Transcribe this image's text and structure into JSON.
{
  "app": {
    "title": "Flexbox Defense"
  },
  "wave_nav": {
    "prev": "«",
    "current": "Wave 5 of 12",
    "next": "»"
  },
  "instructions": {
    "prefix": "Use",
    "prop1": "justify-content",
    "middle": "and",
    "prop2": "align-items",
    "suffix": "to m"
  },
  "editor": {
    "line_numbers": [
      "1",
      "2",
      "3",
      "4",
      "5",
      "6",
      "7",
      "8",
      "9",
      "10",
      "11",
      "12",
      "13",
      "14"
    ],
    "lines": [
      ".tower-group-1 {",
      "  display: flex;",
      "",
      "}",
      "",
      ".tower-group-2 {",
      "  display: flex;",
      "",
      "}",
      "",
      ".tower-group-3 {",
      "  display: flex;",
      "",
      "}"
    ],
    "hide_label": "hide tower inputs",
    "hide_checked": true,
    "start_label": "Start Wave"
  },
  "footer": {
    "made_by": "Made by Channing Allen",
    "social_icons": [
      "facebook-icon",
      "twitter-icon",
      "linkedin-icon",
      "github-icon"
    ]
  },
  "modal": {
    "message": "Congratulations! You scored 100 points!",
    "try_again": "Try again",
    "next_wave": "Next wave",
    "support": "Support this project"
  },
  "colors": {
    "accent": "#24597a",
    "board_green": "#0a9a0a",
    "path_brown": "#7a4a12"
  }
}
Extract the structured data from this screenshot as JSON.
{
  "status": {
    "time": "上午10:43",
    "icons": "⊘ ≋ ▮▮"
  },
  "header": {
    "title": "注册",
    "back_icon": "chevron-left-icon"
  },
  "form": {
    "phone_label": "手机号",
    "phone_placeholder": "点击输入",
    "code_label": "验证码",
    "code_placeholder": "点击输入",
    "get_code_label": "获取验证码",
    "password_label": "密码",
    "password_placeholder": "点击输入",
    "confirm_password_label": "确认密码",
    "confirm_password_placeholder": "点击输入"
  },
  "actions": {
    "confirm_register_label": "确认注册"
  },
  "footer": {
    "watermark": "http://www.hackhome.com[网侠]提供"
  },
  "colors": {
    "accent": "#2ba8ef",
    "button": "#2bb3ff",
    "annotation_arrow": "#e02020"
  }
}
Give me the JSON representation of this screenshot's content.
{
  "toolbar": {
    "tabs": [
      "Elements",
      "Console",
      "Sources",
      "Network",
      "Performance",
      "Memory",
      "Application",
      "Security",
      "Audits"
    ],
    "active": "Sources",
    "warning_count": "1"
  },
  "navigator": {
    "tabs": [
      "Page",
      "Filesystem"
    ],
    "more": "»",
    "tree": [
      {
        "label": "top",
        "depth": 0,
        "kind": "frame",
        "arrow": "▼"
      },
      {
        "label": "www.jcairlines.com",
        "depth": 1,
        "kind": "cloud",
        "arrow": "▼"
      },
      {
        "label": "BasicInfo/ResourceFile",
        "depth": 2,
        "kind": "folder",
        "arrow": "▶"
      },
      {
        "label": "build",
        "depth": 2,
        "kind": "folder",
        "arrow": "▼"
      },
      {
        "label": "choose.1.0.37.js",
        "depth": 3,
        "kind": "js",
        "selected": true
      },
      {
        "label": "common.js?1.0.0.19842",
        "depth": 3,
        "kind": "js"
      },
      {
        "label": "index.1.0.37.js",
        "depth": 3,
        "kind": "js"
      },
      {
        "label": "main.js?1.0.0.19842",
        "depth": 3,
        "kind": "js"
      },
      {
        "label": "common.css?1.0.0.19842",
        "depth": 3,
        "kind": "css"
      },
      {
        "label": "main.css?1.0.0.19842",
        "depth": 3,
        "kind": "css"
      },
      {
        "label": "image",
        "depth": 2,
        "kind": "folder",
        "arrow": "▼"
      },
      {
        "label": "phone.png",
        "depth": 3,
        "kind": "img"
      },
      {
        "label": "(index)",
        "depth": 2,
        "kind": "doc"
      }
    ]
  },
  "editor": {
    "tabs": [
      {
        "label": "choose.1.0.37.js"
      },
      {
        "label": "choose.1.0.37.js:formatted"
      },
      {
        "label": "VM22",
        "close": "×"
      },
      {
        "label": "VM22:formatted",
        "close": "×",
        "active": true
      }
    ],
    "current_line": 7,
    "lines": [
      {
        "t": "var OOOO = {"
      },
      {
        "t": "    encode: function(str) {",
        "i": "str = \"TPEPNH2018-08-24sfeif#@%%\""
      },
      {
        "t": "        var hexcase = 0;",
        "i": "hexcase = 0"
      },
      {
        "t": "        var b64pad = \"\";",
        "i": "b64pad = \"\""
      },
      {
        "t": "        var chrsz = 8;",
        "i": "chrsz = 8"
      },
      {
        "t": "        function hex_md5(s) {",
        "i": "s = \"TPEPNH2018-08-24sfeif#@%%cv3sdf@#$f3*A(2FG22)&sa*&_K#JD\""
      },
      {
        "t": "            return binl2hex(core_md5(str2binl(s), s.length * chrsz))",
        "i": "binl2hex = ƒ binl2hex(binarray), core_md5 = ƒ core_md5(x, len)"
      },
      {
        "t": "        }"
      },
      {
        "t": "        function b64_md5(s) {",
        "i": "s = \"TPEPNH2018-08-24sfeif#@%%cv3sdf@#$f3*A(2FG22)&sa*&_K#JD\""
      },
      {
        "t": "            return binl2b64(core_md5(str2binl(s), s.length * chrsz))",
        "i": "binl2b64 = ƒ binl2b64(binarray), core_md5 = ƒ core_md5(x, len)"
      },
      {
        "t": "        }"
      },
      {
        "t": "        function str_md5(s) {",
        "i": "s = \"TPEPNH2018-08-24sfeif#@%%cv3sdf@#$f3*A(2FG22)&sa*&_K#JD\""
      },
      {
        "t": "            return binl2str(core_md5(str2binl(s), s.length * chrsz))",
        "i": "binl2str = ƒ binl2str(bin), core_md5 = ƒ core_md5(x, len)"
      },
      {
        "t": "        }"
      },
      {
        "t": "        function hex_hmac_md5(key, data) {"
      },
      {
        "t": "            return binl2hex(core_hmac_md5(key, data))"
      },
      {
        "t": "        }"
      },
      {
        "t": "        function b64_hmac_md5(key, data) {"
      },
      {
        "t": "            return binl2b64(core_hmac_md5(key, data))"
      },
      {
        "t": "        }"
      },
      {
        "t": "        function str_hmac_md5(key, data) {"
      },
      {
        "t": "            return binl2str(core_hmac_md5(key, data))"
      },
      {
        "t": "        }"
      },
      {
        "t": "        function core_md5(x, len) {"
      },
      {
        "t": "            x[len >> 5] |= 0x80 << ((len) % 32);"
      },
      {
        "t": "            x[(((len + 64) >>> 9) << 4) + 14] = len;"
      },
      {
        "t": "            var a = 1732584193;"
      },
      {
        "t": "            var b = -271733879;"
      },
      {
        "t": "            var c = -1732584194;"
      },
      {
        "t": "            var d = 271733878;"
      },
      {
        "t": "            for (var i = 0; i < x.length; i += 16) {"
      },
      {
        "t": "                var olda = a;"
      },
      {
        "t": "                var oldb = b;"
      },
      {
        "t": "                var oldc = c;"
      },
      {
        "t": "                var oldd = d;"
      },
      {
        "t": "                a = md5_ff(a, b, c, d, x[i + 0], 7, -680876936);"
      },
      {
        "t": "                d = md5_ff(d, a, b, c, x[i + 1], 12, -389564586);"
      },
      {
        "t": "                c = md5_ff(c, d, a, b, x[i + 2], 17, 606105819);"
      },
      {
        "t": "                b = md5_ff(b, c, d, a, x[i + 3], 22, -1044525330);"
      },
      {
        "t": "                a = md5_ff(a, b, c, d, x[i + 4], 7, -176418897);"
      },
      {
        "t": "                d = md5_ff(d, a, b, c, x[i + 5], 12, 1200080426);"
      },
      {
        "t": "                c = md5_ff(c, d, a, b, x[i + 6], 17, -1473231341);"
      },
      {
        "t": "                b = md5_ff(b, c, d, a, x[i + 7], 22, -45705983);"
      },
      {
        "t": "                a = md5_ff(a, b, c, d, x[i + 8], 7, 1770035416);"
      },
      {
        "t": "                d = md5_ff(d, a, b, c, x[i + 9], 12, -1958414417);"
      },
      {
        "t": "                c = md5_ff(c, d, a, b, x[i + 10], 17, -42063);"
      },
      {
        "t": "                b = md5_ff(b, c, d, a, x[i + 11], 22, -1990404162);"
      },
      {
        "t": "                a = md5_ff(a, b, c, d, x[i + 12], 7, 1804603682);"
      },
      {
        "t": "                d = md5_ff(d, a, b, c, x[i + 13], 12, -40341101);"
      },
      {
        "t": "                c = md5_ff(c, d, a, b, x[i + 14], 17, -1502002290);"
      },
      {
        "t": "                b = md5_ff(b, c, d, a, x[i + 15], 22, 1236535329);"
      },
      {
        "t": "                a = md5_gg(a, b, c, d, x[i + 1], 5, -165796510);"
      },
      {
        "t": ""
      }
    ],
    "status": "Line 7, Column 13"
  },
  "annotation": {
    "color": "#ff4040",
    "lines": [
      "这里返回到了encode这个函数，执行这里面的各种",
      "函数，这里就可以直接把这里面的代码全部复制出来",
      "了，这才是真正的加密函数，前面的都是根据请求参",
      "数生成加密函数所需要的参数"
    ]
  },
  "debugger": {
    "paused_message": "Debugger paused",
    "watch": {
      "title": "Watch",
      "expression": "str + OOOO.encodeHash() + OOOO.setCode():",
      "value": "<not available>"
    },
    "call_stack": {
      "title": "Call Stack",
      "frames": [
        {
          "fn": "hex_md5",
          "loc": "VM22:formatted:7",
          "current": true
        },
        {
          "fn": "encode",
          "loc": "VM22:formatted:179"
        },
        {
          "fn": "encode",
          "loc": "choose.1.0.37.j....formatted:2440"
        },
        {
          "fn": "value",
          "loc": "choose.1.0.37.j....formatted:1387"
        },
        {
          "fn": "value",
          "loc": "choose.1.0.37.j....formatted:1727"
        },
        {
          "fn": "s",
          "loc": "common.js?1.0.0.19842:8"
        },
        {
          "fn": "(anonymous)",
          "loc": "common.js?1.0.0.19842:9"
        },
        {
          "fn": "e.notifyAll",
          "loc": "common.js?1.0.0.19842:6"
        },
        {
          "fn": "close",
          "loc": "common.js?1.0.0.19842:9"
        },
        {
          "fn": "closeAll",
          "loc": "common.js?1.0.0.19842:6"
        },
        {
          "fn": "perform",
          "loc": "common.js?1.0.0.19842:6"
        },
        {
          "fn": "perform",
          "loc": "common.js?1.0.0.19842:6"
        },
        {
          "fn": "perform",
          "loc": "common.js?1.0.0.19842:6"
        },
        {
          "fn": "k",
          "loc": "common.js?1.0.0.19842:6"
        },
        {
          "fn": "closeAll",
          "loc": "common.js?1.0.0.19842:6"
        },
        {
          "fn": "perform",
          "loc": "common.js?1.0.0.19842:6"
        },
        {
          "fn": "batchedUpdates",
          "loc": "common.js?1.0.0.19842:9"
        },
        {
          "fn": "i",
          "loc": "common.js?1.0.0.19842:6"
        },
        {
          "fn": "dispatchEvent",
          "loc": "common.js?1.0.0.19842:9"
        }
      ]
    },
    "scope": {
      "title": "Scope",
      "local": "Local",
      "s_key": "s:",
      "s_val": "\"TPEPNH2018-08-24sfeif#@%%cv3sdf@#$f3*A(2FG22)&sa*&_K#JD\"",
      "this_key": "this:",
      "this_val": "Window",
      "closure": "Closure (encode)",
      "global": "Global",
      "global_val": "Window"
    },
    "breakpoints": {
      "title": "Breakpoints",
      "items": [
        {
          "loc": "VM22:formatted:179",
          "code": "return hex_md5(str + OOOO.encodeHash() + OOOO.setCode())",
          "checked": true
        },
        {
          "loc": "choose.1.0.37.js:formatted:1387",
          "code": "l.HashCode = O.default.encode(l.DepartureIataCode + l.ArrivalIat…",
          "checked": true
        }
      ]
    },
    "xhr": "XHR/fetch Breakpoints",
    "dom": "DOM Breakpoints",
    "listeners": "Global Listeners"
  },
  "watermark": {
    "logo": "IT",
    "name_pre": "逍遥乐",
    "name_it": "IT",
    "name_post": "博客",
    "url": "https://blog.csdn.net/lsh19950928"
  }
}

§

Set task
Scan the material above. Copy each line that holds the word "binarray".

Task solution
        "i": "binl2hex = ƒ binl2hex(binarray), core_md5 = ƒ core_md5(x, len)"
        "i": "binl2b64 = ƒ binl2b64(binarray), core_md5 = ƒ core_md5(x, len)"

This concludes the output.